| WHAT YOU SHOULD DO |
Which lines below hold the word "Fixed"? Report each one.

-- start DATA LINES --

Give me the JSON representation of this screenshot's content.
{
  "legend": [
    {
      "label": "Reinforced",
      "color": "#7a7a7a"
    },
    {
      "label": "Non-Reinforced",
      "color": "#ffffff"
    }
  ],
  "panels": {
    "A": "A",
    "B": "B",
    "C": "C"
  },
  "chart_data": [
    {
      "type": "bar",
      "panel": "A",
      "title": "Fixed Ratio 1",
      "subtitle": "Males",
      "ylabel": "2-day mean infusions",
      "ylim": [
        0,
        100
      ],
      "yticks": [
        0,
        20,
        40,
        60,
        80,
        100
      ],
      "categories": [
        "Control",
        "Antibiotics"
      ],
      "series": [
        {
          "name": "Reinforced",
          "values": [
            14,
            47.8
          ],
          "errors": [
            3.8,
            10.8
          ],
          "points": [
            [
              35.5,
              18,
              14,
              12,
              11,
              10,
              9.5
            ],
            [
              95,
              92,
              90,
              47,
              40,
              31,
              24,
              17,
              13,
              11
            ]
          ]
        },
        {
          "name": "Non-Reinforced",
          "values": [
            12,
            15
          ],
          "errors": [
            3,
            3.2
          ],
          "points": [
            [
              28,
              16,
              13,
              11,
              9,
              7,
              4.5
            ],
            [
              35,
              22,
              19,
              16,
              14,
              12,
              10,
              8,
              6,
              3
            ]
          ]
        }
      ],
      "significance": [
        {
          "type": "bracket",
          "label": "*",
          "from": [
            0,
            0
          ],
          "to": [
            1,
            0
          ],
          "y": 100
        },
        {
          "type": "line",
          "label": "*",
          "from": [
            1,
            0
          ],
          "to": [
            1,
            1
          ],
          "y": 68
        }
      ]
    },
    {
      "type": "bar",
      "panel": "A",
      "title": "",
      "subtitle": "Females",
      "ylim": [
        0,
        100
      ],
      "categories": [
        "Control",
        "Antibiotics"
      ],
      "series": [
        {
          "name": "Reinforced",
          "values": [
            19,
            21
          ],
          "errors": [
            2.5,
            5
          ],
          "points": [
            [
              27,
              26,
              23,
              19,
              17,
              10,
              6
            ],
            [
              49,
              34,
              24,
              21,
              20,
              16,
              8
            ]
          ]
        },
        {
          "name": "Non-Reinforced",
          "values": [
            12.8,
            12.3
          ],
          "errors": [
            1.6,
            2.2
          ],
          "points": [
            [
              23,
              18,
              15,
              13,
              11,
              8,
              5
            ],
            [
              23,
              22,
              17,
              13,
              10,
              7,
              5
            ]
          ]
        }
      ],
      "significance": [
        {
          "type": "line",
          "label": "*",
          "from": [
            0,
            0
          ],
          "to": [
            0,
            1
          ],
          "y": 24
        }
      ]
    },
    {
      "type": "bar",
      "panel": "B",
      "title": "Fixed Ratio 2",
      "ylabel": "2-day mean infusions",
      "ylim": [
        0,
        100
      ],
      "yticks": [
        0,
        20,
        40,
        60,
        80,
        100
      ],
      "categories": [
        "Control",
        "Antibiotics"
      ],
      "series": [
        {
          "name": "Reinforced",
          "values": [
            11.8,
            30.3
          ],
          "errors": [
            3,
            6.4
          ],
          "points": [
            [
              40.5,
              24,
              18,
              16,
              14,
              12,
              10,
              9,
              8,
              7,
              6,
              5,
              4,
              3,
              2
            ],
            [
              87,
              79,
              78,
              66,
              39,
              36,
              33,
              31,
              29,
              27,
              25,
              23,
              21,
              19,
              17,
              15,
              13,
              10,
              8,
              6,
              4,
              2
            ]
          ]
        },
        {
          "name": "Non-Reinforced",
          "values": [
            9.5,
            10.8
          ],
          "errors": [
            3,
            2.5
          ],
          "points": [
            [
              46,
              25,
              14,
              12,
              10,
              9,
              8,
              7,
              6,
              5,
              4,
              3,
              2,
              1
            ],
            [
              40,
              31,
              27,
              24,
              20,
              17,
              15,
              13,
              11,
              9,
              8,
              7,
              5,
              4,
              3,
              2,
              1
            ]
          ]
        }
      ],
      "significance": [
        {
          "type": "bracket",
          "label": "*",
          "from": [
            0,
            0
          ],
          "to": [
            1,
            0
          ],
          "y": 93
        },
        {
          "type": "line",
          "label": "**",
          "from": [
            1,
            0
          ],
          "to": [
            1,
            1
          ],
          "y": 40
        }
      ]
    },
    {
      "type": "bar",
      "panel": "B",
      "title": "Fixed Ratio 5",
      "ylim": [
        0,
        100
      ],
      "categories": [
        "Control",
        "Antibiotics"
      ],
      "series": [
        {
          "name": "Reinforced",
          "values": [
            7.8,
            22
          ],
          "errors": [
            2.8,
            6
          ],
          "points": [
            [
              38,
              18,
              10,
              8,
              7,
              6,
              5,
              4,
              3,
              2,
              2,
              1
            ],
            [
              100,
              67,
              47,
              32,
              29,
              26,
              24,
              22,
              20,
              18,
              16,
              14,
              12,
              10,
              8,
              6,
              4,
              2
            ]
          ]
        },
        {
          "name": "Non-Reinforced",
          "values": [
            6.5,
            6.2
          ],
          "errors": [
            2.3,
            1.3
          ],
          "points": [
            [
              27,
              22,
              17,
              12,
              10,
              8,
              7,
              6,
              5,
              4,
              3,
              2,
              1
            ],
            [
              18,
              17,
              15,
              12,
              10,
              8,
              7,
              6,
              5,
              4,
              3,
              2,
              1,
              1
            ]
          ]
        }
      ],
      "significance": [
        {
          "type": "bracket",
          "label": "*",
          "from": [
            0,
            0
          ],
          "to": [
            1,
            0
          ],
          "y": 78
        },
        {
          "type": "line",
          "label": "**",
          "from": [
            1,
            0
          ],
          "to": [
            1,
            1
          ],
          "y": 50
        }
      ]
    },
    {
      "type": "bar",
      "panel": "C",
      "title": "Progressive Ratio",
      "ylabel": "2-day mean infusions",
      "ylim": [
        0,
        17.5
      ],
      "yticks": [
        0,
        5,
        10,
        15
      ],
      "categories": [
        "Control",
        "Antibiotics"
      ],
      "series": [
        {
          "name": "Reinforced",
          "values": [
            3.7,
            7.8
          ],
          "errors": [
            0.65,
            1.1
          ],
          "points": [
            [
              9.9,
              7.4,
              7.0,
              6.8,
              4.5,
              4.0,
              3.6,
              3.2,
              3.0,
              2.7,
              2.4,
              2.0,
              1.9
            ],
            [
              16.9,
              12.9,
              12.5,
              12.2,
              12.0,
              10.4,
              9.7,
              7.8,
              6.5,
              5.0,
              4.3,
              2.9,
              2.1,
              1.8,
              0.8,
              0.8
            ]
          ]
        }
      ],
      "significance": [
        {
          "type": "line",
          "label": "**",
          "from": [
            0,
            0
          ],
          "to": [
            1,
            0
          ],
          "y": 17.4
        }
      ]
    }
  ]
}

-- end DATA LINES --

| RESULT OF THIS EXERCISE |
      "title": "Fixed Ratio 1",
      "title": "Fixed Ratio 2",
      "title": "Fixed Ratio 5",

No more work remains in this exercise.